_GIVEN REQUEST_. Write out the entries below once more, exactly, with the pictures left out.

_THE RECORDS_.
- - - - -

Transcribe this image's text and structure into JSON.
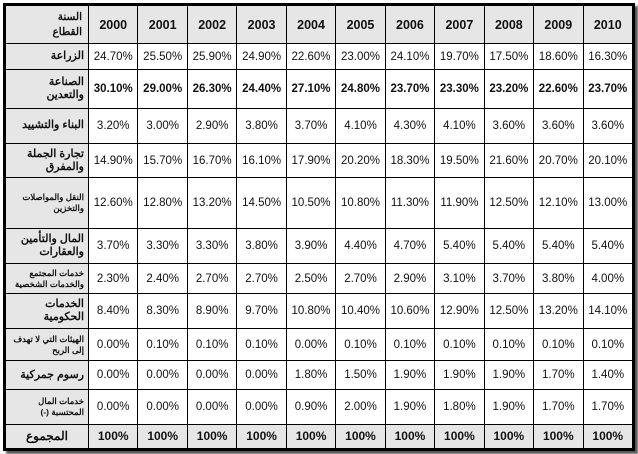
{
  "table": {
    "corner_top": "السنة",
    "corner_bottom": "القطاع",
    "years": [
      "2000",
      "2001",
      "2002",
      "2003",
      "2004",
      "2005",
      "2006",
      "2007",
      "2008",
      "2009",
      "2010"
    ],
    "rows": [
      {
        "label": "الزراعة",
        "values": [
          "24.70%",
          "25.50%",
          "25.90%",
          "24.90%",
          "22.60%",
          "23.00%",
          "24.10%",
          "19.70%",
          "17.50%",
          "18.60%",
          "16.30%"
        ]
      },
      {
        "label": "الصناعة والتعدين",
        "values": [
          "30.10%",
          "29.00%",
          "26.30%",
          "24.40%",
          "27.10%",
          "24.80%",
          "23.70%",
          "23.30%",
          "23.20%",
          "22.60%",
          "23.70%"
        ]
      },
      {
        "label": "البناء والتشييد",
        "values": [
          "3.20%",
          "3.00%",
          "2.90%",
          "3.80%",
          "3.70%",
          "4.10%",
          "4.30%",
          "4.10%",
          "3.60%",
          "3.60%",
          "3.60%"
        ]
      },
      {
        "label": "تجارة الجملة والمفرق",
        "values": [
          "14.90%",
          "15.70%",
          "16.70%",
          "16.10%",
          "17.90%",
          "20.20%",
          "18.30%",
          "19.50%",
          "21.60%",
          "20.70%",
          "20.10%"
        ]
      },
      {
        "label": "النقل والمواصلات والتخزين",
        "values": [
          "12.60%",
          "12.80%",
          "13.20%",
          "14.50%",
          "10.50%",
          "10.80%",
          "11.30%",
          "11.90%",
          "12.50%",
          "12.10%",
          "13.00%"
        ]
      },
      {
        "label": "المال والتأمين والعقارات",
        "values": [
          "3.70%",
          "3.30%",
          "3.30%",
          "3.80%",
          "3.90%",
          "4.40%",
          "4.70%",
          "5.40%",
          "5.40%",
          "5.40%",
          "5.40%"
        ]
      },
      {
        "label": "خدمات المجتمع والخدمات الشخصية",
        "values": [
          "2.30%",
          "2.40%",
          "2.70%",
          "2.70%",
          "2.50%",
          "2.70%",
          "2.90%",
          "3.10%",
          "3.70%",
          "3.80%",
          "4.00%"
        ]
      },
      {
        "label": "الخدمات الحكومية",
        "values": [
          "8.40%",
          "8.30%",
          "8.90%",
          "9.70%",
          "10.80%",
          "10.40%",
          "10.60%",
          "12.90%",
          "12.50%",
          "13.20%",
          "14.10%"
        ]
      },
      {
        "label": "الهيئات التي لا تهدف إلى الربح",
        "values": [
          "0.00%",
          "0.10%",
          "0.10%",
          "0.10%",
          "0.00%",
          "0.10%",
          "0.10%",
          "0.10%",
          "0.10%",
          "0.10%",
          "0.10%"
        ]
      },
      {
        "label": "رسوم جمركية",
        "values": [
          "0.00%",
          "0.00%",
          "0.00%",
          "0.00%",
          "1.80%",
          "1.50%",
          "1.90%",
          "1.90%",
          "1.90%",
          "1.70%",
          "1.40%"
        ]
      },
      {
        "label": "خدمات المال المحتسبة (-)",
        "values": [
          "0.00%",
          "0.00%",
          "0.00%",
          "0.00%",
          "0.90%",
          "2.00%",
          "1.90%",
          "1.80%",
          "1.90%",
          "1.70%",
          "1.70%"
        ]
      },
      {
        "label": "المجموع",
        "values": [
          "100%",
          "100%",
          "100%",
          "100%",
          "100%",
          "100%",
          "100%",
          "100%",
          "100%",
          "100%",
          "100%"
        ]
      }
    ]
  },
  "chart_data": {
    "type": "table",
    "columns": [
      "2000",
      "2001",
      "2002",
      "2003",
      "2004",
      "2005",
      "2006",
      "2007",
      "2008",
      "2009",
      "2010"
    ],
    "row_header": "القطاع",
    "column_header": "السنة",
    "rows": [
      {
        "label": "الزراعة",
        "values": [
          24.7,
          25.5,
          25.9,
          24.9,
          22.6,
          23.0,
          24.1,
          19.7,
          17.5,
          18.6,
          16.3
        ]
      },
      {
        "label": "الصناعة والتعدين",
        "values": [
          30.1,
          29.0,
          26.3,
          24.4,
          27.1,
          24.8,
          23.7,
          23.3,
          23.2,
          22.6,
          23.7
        ]
      },
      {
        "label": "البناء والتشييد",
        "values": [
          3.2,
          3.0,
          2.9,
          3.8,
          3.7,
          4.1,
          4.3,
          4.1,
          3.6,
          3.6,
          3.6
        ]
      },
      {
        "label": "تجارة الجملة والمفرق",
        "values": [
          14.9,
          15.7,
          16.7,
          16.1,
          17.9,
          20.2,
          18.3,
          19.5,
          21.6,
          20.7,
          20.1
        ]
      },
      {
        "label": "النقل والمواصلات والتخزين",
        "values": [
          12.6,
          12.8,
          13.2,
          14.5,
          10.5,
          10.8,
          11.3,
          11.9,
          12.5,
          12.1,
          13.0
        ]
      },
      {
        "label": "المال والتأمين والعقارات",
        "values": [
          3.7,
          3.3,
          3.3,
          3.8,
          3.9,
          4.4,
          4.7,
          5.4,
          5.4,
          5.4,
          5.4
        ]
      },
      {
        "label": "خدمات المجتمع والخدمات الشخصية",
        "values": [
          2.3,
          2.4,
          2.7,
          2.7,
          2.5,
          2.7,
          2.9,
          3.1,
          3.7,
          3.8,
          4.0
        ]
      },
      {
        "label": "الخدمات الحكومية",
        "values": [
          8.4,
          8.3,
          8.9,
          9.7,
          10.8,
          10.4,
          10.6,
          12.9,
          12.5,
          13.2,
          14.1
        ]
      },
      {
        "label": "الهيئات التي لا تهدف إلى الربح",
        "values": [
          0.0,
          0.1,
          0.1,
          0.1,
          0.0,
          0.1,
          0.1,
          0.1,
          0.1,
          0.1,
          0.1
        ]
      },
      {
        "label": "رسوم جمركية",
        "values": [
          0.0,
          0.0,
          0.0,
          0.0,
          1.8,
          1.5,
          1.9,
          1.9,
          1.9,
          1.7,
          1.4
        ]
      },
      {
        "label": "خدمات المال المحتسبة (-)",
        "values": [
          0.0,
          0.0,
          0.0,
          0.0,
          0.9,
          2.0,
          1.9,
          1.8,
          1.9,
          1.7,
          1.7
        ]
      },
      {
        "label": "المجموع",
        "values": [
          100,
          100,
          100,
          100,
          100,
          100,
          100,
          100,
          100,
          100,
          100
        ]
      }
    ]
  }
}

- - - - -

_ANSWER TO THE TASK_.
Transcribe this image's text and structure into JSON.
{
  "table": {
    "corner_top": "السنة",
    "corner_bottom": "القطاع",
    "years": [
      "2000",
      "2001",
      "2002",
      "2003",
      "2004",
      "2005",
      "2006",
      "2007",
      "2008",
      "2009",
      "2010"
    ],
    "rows": [
      {
        "label": "الزراعة",
        "values": [
          "24.70%",
          "25.50%",
          "25.90%",
          "24.90%",
          "22.60%",
          "23.00%",
          "24.10%",
          "19.70%",
          "17.50%",
          "18.60%",
          "16.30%"
        ]
      },
      {
        "label": "الصناعة والتعدين",
        "values": [
          "30.10%",
          "29.00%",
          "26.30%",
          "24.40%",
          "27.10%",
          "24.80%",
          "23.70%",
          "23.30%",
          "23.20%",
          "22.60%",
          "23.70%"
        ]
      },
      {
        "label": "البناء والتشييد",
        "values": [
          "3.20%",
          "3.00%",
          "2.90%",
          "3.80%",
          "3.70%",
          "4.10%",
          "4.30%",
          "4.10%",
          "3.60%",
          "3.60%",
          "3.60%"
        ]
      },
      {
        "label": "تجارة الجملة والمفرق",
        "values": [
          "14.90%",
          "15.70%",
          "16.70%",
          "16.10%",
          "17.90%",
          "20.20%",
          "18.30%",
          "19.50%",
          "21.60%",
          "20.70%",
          "20.10%"
        ]
      },
      {
        "label": "النقل والمواصلات والتخزين",
        "values": [
          "12.60%",
          "12.80%",
          "13.20%",
          "14.50%",
          "10.50%",
          "10.80%",
          "11.30%",
          "11.90%",
          "12.50%",
          "12.10%",
          "13.00%"
        ]
      },
      {
        "label": "المال والتأمين والعقارات",
        "values": [
          "3.70%",
          "3.30%",
          "3.30%",
          "3.80%",
          "3.90%",
          "4.40%",
          "4.70%",
          "5.40%",
          "5.40%",
          "5.40%",
          "5.40%"
        ]
      },
      {
        "label": "خدمات المجتمع والخدمات الشخصية",
        "values": [
          "2.30%",
          "2.40%",
          "2.70%",
          "2.70%",
          "2.50%",
          "2.70%",
          "2.90%",
          "3.10%",
          "3.70%",
          "3.80%",
          "4.00%"
        ]
      },
      {
        "label": "الخدمات الحكومية",
        "values": [
          "8.40%",
          "8.30%",
          "8.90%",
          "9.70%",
          "10.80%",
          "10.40%",
          "10.60%",
          "12.90%",
          "12.50%",
          "13.20%",
          "14.10%"
        ]
      },
      {
        "label": "الهيئات التي لا تهدف إلى الربح",
        "values": [
          "0.00%",
          "0.10%",
          "0.10%",
          "0.10%",
          "0.00%",
          "0.10%",
          "0.10%",
          "0.10%",
          "0.10%",
          "0.10%",
          "0.10%"
        ]
      },
      {
        "label": "رسوم جمركية",
        "values": [
          "0.00%",
          "0.00%",
          "0.00%",
          "0.00%",
          "1.80%",
          "1.50%",
          "1.90%",
          "1.90%",
          "1.90%",
          "1.70%",
          "1.40%"
        ]
      },
      {
        "label": "خدمات المال المحتسبة (-)",
        "values": [
          "0.00%",
          "0.00%",
          "0.00%",
          "0.00%",
          "0.90%",
          "2.00%",
          "1.90%",
          "1.80%",
          "1.90%",
          "1.70%",
          "1.70%"
        ]
      },
      {
        "label": "المجموع",
        "values": [
          "100%",
          "100%",
          "100%",
          "100%",
          "100%",
          "100%",
          "100%",
          "100%",
          "100%",
          "100%",
          "100%"
        ]
      }
    ]
  },
  "chart_data": {
    "type": "table",
    "columns": [
      "2000",
      "2001",
      "2002",
      "2003",
      "2004",
      "2005",
      "2006",
      "2007",
      "2008",
      "2009",
      "2010"
    ],
    "row_header": "القطاع",
    "column_header": "السنة",
    "rows": [
      {
        "label": "الزراعة",
        "values": [
          24.7,
          25.5,
          25.9,
          24.9,
          22.6,
          23.0,
          24.1,
          19.7,
          17.5,
          18.6,
          16.3
        ]
      },
      {
        "label": "الصناعة والتعدين",
        "values": [
          30.1,
          29.0,
          26.3,
          24.4,
          27.1,
          24.8,
          23.7,
          23.3,
          23.2,
          22.6,
          23.7
        ]
      },
      {
        "label": "البناء والتشييد",
        "values": [
          3.2,
          3.0,
          2.9,
          3.8,
          3.7,
          4.1,
          4.3,
          4.1,
          3.6,
          3.6,
          3.6
        ]
      },
      {
        "label": "تجارة الجملة والمفرق",
        "values": [
          14.9,
          15.7,
          16.7,
          16.1,
          17.9,
          20.2,
          18.3,
          19.5,
          21.6,
          20.7,
          20.1
        ]
      },
      {
        "label": "النقل والمواصلات والتخزين",
        "values": [
          12.6,
          12.8,
          13.2,
          14.5,
          10.5,
          10.8,
          11.3,
          11.9,
          12.5,
          12.1,
          13.0
        ]
      },
      {
        "label": "المال والتأمين والعقارات",
        "values": [
          3.7,
          3.3,
          3.3,
          3.8,
          3.9,
          4.4,
          4.7,
          5.4,
          5.4,
          5.4,
          5.4
        ]
      },
      {
        "label": "خدمات المجتمع والخدمات الشخصية",
        "values": [
          2.3,
          2.4,
          2.7,
          2.7,
          2.5,
          2.7,
          2.9,
          3.1,
          3.7,
          3.8,
          4.0
        ]
      },
      {
        "label": "الخدمات الحكومية",
        "values": [
          8.4,
          8.3,
          8.9,
          9.7,
          10.8,
          10.4,
          10.6,
          12.9,
          12.5,
          13.2,
          14.1
        ]
      },
      {
        "label": "الهيئات التي لا تهدف إلى الربح",
        "values": [
          0.0,
          0.1,
          0.1,
          0.1,
          0.0,
          0.1,
          0.1,
          0.1,
          0.1,
          0.1,
          0.1
        ]
      },
      {
        "label": "رسوم جمركية",
        "values": [
          0.0,
          0.0,
          0.0,
          0.0,
          1.8,
          1.5,
          1.9,
          1.9,
          1.9,
          1.7,
          1.4
        ]
      },
      {
        "label": "خدمات المال المحتسبة (-)",
        "values": [
          0.0,
          0.0,
          0.0,
          0.0,
          0.9,
          2.0,
          1.9,
          1.8,
          1.9,
          1.7,
          1.7
        ]
      },
      {
        "label": "المجموع",
        "values": [
          100,
          100,
          100,
          100,
          100,
          100,
          100,
          100,
          100,
          100,
          100
        ]
      }
    ]
  }
}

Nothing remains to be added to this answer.